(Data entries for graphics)
---

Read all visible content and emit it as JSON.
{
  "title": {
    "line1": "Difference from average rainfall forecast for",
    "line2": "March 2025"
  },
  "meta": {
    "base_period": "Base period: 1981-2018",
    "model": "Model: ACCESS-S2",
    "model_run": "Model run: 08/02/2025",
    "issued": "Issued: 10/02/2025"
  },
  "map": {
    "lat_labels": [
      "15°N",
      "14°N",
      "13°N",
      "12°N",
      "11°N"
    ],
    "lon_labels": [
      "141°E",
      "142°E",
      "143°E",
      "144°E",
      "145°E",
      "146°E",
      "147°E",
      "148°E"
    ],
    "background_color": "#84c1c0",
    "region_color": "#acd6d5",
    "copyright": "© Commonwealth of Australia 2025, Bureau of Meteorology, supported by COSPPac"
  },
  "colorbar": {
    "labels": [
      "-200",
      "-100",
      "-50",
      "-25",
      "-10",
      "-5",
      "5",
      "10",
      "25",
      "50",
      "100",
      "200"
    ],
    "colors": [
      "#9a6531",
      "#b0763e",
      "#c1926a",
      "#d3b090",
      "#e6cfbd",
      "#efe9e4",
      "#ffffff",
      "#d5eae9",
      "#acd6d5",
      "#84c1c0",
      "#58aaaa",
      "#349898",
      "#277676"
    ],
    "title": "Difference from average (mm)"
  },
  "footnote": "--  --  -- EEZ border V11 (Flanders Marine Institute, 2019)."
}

---

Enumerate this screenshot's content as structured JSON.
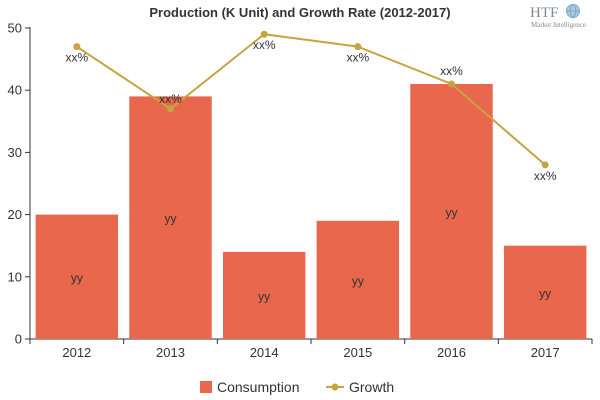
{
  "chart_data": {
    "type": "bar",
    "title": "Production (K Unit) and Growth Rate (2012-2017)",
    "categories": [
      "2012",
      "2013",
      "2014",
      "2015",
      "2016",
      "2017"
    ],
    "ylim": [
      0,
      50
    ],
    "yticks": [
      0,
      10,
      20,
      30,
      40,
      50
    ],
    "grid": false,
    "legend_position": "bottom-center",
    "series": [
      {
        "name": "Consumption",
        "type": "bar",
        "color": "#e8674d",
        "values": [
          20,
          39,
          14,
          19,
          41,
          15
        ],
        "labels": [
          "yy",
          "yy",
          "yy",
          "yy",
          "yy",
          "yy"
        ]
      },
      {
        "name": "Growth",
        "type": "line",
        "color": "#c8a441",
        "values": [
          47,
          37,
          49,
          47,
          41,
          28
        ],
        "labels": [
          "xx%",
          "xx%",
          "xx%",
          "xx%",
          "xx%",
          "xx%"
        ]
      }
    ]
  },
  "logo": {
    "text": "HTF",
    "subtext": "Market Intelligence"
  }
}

---

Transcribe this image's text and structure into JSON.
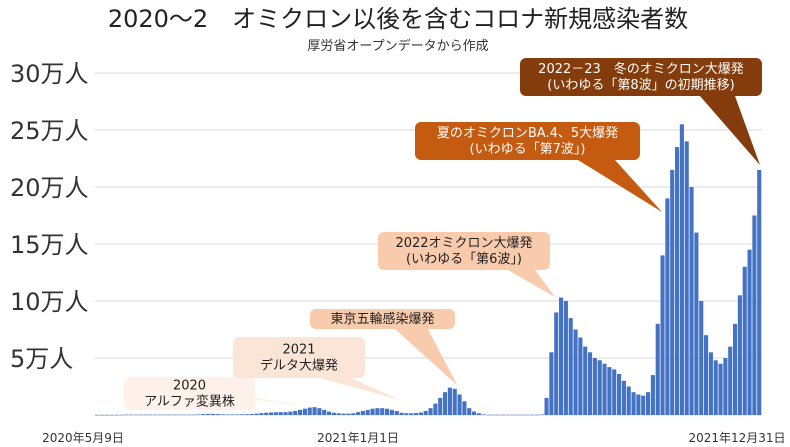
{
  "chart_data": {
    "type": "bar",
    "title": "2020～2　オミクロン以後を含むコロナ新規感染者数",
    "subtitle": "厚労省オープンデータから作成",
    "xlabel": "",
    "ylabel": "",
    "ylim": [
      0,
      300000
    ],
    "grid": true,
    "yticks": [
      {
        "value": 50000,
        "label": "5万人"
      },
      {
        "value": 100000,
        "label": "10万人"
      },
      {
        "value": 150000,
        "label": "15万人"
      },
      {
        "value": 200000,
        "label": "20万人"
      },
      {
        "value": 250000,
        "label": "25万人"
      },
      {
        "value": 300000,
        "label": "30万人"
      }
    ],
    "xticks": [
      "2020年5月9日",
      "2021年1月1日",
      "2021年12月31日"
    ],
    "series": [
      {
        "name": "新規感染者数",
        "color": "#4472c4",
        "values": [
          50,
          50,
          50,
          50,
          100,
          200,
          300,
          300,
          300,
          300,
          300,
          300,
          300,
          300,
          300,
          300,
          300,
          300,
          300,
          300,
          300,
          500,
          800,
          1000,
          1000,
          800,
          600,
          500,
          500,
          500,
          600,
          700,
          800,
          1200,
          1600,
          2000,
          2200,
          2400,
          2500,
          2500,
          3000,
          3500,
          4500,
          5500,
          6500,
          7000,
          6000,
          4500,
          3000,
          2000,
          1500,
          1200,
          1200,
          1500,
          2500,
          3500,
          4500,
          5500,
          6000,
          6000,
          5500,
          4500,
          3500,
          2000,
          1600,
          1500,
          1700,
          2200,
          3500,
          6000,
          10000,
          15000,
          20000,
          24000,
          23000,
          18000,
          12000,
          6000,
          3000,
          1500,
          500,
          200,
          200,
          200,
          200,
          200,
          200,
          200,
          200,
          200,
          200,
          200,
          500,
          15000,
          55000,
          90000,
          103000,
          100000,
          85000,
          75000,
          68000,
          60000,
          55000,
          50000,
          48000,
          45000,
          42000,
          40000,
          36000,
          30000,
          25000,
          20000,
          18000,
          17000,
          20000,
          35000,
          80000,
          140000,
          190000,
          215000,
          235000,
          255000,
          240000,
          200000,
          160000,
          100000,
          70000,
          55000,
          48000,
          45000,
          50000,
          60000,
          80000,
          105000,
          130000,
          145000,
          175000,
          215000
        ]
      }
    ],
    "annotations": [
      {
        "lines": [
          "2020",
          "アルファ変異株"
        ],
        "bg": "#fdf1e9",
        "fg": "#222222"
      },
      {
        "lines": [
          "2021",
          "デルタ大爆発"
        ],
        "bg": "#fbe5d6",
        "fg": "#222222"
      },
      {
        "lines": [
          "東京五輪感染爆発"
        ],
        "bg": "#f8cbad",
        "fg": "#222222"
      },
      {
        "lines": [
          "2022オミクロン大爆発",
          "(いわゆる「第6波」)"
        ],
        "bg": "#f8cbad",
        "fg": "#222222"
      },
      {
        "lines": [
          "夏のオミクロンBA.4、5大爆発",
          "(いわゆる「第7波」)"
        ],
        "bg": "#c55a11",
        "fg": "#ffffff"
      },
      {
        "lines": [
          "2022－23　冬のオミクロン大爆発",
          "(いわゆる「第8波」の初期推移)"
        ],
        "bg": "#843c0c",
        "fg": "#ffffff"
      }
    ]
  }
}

---

Work out how many lines above contain the word "this". Give only the number.

2